Figure dataset records:
________________
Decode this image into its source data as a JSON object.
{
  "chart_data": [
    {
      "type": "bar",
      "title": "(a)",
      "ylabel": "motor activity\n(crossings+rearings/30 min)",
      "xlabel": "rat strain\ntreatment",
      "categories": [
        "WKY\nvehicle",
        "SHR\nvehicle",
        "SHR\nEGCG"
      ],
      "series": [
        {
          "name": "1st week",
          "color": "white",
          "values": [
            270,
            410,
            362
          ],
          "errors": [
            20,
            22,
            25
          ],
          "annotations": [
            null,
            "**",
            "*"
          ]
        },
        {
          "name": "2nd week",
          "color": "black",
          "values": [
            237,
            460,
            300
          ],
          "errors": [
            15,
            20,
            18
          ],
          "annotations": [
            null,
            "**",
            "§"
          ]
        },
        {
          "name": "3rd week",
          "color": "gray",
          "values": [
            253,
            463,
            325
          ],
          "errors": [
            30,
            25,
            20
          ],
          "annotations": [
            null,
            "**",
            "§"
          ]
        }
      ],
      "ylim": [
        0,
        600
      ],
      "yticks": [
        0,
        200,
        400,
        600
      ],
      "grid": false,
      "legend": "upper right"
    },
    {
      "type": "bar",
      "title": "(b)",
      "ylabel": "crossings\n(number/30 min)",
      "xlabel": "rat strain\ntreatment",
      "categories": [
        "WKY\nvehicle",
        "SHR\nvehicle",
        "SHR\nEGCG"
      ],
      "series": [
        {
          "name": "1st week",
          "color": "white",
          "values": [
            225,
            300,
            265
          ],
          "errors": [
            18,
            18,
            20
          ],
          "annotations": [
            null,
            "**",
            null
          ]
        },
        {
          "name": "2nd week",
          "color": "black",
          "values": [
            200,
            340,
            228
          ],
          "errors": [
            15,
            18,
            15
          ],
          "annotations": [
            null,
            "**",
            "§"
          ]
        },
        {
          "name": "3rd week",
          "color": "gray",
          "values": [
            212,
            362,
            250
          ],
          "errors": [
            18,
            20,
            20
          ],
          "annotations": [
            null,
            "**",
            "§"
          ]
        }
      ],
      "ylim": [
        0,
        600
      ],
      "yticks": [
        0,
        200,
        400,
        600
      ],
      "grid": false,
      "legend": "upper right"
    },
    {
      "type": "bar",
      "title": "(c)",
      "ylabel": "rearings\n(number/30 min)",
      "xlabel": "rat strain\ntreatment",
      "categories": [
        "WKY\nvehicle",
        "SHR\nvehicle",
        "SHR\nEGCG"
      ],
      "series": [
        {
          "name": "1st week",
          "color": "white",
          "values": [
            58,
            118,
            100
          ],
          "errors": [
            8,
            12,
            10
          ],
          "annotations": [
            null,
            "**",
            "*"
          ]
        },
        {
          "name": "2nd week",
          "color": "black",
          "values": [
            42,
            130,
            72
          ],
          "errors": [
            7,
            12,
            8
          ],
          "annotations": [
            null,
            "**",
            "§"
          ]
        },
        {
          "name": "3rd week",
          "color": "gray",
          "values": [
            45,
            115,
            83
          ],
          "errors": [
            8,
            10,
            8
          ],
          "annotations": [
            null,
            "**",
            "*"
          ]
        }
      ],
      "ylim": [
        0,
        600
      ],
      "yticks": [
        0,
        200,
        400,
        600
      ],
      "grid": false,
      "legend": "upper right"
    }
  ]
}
________________
§ **Prompt**
State how many lines in the records above contain the word "crossings", and give only that number.

§ **Final result**
2